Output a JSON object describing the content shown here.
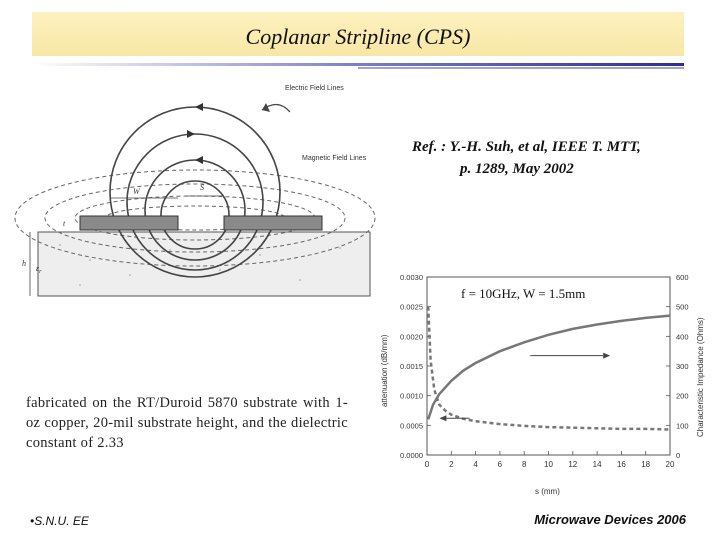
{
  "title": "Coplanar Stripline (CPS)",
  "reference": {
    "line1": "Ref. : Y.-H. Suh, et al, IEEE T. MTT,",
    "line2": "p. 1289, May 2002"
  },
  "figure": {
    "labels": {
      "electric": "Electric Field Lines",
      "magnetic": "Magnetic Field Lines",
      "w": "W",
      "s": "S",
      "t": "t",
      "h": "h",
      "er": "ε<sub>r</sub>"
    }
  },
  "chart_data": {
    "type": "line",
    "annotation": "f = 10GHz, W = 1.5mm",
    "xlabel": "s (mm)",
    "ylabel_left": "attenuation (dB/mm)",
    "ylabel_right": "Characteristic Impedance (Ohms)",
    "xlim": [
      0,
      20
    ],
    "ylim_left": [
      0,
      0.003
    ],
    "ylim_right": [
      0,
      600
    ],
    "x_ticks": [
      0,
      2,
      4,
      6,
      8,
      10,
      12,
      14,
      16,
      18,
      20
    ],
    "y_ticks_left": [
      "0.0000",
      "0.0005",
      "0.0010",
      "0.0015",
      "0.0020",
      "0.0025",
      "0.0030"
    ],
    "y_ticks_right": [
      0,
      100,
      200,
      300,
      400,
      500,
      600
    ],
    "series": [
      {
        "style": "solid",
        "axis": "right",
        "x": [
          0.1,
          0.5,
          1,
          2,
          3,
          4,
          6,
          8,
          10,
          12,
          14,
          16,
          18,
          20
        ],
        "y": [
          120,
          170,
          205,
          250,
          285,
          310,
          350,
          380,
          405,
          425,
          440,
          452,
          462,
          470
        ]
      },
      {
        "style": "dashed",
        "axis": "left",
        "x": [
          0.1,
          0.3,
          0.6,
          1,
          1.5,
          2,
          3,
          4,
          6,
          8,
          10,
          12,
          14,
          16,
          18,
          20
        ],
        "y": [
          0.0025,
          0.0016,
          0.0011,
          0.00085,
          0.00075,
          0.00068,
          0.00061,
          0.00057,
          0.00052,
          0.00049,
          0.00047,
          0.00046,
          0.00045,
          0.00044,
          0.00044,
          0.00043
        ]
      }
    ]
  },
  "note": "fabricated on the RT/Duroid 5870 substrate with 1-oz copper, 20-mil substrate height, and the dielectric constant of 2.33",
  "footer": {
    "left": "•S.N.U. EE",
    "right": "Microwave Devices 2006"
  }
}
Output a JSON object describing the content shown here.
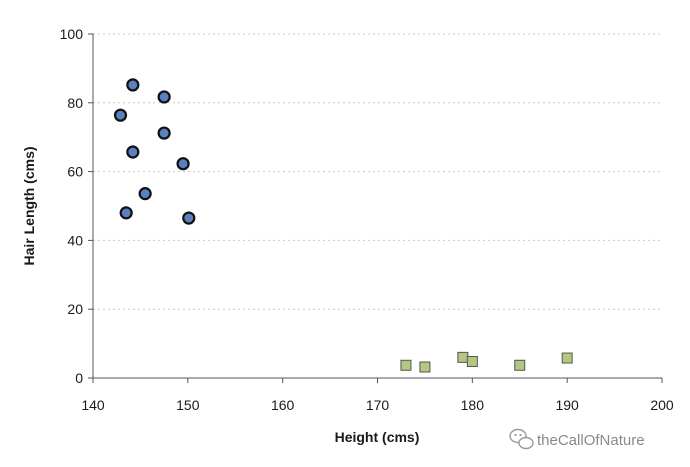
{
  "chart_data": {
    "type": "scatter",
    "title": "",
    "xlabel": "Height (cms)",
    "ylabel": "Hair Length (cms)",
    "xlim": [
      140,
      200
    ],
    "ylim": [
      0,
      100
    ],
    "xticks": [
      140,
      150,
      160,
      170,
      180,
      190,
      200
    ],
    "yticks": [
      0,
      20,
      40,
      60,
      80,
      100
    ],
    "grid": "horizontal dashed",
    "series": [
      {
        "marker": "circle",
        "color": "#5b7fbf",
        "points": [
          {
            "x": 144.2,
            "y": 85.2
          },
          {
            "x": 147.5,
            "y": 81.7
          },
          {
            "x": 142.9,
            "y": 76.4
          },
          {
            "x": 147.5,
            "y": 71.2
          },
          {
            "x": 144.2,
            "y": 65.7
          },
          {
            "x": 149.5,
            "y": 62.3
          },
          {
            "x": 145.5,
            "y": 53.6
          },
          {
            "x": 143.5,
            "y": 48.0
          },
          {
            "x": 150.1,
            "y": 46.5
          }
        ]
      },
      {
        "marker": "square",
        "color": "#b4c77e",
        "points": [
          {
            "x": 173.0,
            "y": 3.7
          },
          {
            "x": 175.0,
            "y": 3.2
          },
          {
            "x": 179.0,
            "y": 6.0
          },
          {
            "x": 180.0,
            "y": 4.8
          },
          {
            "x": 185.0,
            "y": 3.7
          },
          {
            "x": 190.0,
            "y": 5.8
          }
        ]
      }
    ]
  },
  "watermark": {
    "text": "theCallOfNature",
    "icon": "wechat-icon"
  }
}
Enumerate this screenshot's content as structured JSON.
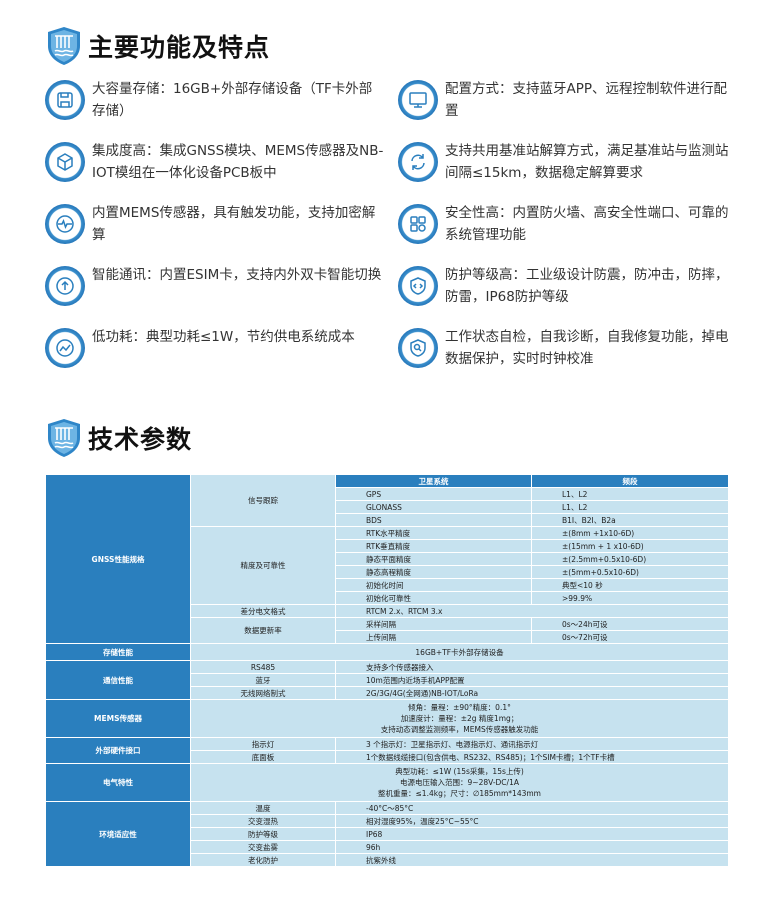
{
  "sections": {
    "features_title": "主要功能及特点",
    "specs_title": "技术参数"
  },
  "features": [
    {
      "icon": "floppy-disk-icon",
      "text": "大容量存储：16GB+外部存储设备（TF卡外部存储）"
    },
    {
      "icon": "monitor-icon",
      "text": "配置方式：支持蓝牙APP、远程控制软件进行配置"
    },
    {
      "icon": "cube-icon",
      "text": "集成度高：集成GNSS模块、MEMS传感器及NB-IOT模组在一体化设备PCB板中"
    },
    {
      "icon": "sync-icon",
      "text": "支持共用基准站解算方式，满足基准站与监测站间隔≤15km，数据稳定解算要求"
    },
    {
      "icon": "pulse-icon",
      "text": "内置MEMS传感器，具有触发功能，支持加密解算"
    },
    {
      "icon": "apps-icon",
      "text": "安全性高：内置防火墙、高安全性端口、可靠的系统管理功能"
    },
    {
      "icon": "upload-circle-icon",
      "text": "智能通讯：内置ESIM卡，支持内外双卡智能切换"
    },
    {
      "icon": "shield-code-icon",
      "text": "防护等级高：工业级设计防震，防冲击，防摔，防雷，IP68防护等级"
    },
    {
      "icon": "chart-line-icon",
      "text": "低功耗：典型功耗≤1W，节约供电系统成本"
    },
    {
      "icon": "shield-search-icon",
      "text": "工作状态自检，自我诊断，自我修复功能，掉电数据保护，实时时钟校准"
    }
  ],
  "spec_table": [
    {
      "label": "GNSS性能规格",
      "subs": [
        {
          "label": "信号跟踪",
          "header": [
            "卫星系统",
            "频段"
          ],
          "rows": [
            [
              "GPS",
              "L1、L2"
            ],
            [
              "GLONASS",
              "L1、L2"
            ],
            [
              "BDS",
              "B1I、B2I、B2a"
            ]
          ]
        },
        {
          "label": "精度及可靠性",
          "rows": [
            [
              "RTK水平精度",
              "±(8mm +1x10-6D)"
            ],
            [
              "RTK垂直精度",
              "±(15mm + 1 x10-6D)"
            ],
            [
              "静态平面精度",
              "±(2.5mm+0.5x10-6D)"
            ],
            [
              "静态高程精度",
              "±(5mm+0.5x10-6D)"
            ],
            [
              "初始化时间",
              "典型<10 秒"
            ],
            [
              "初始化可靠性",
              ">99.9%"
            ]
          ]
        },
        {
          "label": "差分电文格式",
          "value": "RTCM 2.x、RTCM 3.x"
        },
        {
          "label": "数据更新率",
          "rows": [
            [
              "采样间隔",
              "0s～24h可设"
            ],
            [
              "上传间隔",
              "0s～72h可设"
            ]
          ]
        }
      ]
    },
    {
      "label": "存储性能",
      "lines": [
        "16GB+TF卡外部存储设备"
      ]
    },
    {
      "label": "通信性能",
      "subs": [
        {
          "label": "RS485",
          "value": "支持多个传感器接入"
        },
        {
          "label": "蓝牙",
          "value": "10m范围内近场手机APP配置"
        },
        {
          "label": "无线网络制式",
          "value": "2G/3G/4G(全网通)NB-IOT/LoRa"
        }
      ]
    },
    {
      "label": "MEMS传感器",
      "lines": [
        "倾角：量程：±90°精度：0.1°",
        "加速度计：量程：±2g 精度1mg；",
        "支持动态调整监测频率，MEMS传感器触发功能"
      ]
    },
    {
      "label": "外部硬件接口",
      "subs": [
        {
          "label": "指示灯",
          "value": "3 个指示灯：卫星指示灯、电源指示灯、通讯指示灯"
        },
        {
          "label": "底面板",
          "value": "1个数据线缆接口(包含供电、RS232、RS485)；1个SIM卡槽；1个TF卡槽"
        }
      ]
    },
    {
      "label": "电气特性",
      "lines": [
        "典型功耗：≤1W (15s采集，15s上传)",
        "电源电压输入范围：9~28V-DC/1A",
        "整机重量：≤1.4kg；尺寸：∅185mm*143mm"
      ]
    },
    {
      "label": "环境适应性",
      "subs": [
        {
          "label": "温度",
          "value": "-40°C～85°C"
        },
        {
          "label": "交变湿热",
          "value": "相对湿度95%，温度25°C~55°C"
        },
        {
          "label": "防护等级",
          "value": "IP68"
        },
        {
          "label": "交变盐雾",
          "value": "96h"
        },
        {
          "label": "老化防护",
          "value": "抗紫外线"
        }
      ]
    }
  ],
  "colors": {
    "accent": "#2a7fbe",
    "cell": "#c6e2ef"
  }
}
* * *
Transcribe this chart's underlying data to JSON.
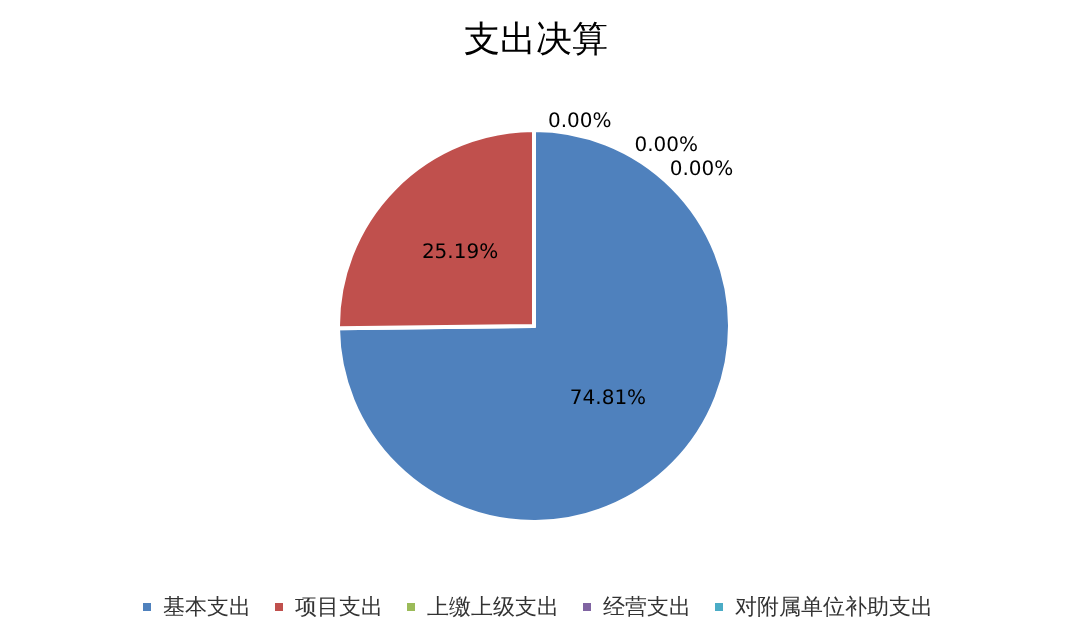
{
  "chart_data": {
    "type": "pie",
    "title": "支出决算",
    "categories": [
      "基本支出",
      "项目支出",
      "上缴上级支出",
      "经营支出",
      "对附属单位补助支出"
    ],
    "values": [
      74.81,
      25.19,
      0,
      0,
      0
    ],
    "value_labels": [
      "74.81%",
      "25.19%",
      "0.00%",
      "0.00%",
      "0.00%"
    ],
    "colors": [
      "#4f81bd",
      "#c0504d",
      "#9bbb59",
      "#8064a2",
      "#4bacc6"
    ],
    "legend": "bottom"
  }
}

GIVEN EXERCISE: Report only the number of lines in the records that include the word "icon".

THE ANSWER: 11